Extract all lines in the data that contain the word "know".

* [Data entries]
'''

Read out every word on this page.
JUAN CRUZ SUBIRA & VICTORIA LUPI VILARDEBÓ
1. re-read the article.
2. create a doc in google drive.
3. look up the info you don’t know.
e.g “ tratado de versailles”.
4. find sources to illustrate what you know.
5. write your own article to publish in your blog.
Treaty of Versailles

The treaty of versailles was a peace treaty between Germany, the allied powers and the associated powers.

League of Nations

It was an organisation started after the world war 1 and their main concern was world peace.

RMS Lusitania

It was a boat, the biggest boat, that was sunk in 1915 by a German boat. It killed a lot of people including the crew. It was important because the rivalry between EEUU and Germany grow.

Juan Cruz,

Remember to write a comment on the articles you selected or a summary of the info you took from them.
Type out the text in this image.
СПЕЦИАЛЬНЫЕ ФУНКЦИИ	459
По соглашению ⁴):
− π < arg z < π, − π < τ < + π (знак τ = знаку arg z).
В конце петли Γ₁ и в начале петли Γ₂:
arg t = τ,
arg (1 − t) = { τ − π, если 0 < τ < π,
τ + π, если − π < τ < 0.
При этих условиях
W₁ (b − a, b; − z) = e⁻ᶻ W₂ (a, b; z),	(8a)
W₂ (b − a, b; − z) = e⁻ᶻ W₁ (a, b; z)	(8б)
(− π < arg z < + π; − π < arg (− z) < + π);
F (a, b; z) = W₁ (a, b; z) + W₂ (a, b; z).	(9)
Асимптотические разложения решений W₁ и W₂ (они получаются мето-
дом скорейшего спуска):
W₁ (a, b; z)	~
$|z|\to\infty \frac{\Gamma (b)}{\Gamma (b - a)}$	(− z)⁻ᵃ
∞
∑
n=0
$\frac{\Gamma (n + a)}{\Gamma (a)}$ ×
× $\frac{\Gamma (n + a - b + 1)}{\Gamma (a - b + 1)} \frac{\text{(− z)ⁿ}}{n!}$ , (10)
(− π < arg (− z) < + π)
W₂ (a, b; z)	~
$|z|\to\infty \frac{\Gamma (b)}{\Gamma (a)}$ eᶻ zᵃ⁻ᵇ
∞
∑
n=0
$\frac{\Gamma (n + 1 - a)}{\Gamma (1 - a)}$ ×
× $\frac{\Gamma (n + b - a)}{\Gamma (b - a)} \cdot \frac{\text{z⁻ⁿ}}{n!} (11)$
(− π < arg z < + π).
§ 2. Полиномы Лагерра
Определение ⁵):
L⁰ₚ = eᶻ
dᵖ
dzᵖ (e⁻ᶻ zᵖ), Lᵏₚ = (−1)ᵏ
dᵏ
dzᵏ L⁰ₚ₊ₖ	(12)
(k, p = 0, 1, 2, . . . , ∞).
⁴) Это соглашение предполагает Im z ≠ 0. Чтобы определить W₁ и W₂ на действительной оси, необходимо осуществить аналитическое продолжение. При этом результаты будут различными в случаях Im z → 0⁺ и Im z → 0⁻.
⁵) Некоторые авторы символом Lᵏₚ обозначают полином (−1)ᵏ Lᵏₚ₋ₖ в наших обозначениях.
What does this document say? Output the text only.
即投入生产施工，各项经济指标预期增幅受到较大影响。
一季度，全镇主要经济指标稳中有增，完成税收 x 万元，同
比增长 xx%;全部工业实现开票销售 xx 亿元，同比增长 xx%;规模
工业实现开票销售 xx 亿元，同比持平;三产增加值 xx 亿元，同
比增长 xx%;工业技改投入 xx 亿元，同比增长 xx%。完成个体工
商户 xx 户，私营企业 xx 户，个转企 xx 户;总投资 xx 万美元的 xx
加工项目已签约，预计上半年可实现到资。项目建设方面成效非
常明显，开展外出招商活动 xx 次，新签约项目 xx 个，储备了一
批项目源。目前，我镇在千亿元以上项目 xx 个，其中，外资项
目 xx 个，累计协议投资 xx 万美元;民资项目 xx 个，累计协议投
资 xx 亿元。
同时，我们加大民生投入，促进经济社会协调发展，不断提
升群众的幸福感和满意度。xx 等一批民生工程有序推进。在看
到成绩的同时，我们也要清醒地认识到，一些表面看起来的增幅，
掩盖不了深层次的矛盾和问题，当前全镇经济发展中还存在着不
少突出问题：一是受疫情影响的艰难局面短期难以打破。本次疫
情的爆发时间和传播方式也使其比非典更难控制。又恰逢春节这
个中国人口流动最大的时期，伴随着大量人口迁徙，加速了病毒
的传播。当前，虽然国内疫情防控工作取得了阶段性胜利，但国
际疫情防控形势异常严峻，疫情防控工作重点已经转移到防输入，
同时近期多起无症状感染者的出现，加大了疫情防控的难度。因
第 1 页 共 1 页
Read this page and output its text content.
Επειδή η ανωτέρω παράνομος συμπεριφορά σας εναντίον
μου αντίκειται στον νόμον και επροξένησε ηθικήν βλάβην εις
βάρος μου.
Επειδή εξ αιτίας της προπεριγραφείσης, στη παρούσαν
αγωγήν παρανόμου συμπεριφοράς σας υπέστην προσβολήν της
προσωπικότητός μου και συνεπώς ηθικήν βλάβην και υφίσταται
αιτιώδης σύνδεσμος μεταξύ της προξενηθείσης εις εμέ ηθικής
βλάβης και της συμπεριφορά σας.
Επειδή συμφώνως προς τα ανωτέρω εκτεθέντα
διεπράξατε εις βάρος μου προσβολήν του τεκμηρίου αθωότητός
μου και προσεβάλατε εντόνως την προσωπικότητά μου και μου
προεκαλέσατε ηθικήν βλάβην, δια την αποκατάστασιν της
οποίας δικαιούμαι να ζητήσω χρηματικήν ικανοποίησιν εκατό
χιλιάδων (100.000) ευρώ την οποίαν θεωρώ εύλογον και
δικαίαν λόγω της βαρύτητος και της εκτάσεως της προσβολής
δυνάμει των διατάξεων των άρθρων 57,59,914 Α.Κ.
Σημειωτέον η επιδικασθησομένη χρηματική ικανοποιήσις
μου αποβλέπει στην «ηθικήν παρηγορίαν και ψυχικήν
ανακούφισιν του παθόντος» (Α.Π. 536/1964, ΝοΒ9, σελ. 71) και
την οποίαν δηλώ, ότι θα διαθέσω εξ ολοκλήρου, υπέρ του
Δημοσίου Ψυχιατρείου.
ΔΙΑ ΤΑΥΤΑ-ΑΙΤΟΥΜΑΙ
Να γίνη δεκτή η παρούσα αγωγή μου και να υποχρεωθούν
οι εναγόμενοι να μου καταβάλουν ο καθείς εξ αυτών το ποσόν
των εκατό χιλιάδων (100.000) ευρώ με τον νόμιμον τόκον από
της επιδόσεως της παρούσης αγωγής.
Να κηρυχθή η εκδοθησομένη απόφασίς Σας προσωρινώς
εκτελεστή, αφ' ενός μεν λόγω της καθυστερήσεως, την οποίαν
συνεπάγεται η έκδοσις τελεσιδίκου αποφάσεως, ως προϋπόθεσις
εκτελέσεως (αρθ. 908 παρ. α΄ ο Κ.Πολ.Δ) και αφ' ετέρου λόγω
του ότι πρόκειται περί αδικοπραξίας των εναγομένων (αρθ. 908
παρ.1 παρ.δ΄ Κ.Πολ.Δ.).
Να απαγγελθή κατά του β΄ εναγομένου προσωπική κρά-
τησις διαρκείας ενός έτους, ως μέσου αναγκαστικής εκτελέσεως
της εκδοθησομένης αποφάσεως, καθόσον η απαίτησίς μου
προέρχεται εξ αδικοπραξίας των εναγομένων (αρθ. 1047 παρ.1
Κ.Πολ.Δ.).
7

'''

* [Response to this task]
3. look up the info you don’t know.
4. find sources to illustrate what you know.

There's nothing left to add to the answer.